## Directions:
From the listing below, tally the lines that include "meaning". Return only the total.

::: Stored data

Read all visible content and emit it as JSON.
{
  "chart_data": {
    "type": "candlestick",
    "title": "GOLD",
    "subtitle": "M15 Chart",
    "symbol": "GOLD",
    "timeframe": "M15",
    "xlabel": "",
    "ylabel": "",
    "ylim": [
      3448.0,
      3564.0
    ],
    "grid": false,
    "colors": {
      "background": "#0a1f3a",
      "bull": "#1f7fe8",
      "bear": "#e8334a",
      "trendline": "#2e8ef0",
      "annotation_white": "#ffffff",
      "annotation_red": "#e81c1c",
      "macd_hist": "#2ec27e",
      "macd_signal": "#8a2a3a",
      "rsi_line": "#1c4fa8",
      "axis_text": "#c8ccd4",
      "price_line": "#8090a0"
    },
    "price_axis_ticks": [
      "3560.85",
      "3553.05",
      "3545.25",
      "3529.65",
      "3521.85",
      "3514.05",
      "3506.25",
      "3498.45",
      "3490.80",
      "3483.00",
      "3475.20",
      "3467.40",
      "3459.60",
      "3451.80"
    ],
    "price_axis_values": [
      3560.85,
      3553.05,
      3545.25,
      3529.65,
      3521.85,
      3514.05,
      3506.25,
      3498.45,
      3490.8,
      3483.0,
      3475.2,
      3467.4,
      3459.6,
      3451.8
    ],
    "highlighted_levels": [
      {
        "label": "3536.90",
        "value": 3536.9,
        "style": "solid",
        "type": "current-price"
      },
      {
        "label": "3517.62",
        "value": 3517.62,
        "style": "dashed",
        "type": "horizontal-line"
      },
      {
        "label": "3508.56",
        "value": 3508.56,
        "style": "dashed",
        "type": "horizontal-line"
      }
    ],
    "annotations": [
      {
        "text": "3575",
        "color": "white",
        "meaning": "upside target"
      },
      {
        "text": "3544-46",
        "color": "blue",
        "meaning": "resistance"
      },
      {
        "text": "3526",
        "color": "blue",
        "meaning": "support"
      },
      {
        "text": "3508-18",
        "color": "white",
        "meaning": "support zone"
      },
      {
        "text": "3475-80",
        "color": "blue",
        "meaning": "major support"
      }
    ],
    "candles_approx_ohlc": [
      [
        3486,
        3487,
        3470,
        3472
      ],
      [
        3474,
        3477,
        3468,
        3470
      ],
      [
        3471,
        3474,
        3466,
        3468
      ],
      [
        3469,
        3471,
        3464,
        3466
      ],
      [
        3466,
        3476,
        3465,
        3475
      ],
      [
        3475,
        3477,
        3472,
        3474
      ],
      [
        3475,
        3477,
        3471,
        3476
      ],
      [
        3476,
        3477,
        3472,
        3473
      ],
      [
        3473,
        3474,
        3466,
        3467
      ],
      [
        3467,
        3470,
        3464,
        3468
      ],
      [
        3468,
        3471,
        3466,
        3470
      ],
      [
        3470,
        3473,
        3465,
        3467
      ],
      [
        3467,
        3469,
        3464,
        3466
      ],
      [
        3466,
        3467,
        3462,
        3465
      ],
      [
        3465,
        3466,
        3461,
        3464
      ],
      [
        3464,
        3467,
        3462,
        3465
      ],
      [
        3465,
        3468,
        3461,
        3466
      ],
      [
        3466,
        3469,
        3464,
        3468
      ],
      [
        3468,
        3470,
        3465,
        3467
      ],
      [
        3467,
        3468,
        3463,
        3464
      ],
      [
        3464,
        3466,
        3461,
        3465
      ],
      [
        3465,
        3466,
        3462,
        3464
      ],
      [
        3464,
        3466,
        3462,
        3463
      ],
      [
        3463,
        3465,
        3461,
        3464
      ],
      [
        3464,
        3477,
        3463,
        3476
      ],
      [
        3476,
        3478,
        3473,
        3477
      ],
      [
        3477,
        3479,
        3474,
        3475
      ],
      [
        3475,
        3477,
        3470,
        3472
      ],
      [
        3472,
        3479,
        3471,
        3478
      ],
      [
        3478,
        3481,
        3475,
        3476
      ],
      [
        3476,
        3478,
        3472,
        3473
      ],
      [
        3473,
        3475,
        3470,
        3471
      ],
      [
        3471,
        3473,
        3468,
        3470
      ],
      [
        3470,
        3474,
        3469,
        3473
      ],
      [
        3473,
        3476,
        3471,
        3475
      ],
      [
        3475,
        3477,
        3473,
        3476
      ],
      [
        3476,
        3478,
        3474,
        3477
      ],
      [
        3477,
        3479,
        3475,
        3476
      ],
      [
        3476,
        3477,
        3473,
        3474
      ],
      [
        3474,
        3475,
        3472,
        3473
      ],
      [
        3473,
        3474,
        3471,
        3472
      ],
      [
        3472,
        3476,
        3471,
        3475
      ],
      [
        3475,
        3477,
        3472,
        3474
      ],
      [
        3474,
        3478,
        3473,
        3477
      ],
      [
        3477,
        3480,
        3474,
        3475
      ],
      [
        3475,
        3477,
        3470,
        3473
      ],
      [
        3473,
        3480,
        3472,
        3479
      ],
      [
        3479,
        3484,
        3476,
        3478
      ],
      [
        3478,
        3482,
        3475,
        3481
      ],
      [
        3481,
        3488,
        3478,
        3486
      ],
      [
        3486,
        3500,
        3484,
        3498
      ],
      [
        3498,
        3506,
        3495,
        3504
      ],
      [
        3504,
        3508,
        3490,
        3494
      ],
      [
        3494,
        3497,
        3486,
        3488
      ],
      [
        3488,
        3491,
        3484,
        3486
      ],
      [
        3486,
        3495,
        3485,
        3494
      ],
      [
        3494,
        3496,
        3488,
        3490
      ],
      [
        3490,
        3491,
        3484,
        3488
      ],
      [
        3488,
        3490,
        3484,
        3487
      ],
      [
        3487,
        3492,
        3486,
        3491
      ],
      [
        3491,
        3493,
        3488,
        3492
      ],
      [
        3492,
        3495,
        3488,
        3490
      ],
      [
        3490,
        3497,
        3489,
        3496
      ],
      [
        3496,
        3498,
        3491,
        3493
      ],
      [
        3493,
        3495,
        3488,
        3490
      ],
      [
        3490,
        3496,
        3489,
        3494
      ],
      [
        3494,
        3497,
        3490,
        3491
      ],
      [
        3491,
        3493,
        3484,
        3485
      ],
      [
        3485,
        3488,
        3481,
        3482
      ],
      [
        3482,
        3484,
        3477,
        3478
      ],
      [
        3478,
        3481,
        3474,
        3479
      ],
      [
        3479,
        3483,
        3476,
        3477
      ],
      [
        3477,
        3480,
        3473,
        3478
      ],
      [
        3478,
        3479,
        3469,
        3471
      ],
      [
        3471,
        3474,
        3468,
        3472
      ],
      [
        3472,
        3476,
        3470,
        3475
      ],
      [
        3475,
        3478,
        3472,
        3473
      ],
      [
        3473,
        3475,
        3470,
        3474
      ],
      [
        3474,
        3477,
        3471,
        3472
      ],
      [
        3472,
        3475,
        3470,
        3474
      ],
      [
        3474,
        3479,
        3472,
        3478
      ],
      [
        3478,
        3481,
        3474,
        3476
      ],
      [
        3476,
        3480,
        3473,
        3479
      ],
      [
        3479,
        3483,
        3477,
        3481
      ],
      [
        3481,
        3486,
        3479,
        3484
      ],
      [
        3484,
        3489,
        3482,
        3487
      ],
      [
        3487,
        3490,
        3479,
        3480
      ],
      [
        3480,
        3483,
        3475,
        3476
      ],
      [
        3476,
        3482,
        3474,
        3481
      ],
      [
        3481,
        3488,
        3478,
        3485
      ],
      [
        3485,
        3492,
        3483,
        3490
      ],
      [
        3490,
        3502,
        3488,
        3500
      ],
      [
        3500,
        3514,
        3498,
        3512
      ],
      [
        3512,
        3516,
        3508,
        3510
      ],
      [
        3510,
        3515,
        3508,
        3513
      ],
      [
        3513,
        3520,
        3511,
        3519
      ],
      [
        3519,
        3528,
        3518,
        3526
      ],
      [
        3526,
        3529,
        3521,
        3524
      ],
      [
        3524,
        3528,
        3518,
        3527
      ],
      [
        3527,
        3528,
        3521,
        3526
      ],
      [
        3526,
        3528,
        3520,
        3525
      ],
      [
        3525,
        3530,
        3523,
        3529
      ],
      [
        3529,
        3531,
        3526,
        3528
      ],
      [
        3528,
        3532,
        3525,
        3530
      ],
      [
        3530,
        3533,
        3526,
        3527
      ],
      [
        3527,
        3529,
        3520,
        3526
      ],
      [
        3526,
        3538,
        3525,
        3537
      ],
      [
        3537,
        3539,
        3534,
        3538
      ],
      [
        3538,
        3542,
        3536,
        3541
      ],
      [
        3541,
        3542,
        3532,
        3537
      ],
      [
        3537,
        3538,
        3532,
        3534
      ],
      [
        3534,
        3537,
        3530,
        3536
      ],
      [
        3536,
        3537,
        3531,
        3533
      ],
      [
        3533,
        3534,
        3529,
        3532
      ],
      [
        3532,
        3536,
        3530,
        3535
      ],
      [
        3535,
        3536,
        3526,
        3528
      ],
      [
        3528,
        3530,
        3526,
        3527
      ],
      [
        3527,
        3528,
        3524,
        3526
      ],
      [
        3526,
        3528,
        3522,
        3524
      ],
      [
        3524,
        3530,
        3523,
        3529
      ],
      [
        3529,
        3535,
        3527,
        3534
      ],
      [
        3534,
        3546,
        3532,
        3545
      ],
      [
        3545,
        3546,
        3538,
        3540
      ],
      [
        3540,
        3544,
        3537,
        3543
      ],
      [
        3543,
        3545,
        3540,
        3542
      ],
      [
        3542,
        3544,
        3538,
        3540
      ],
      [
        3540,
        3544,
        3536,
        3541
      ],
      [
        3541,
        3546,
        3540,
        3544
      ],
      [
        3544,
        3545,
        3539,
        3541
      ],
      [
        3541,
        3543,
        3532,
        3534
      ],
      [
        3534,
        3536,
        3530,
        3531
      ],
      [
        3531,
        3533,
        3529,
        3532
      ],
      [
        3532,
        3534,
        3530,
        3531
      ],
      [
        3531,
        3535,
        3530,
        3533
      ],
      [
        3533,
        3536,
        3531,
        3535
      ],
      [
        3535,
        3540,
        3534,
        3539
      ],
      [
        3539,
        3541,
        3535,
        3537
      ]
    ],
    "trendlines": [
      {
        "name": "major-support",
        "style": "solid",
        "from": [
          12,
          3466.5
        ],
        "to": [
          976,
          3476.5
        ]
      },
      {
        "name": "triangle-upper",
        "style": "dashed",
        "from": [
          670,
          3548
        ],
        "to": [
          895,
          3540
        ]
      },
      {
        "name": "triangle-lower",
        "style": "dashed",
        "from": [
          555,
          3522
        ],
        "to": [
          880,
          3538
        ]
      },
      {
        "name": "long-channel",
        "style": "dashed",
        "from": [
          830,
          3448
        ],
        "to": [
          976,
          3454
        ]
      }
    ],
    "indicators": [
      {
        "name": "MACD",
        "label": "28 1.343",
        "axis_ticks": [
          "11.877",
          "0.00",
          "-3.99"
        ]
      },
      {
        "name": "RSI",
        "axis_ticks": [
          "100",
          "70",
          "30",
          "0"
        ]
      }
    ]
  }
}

::::::

## Expected answer:
5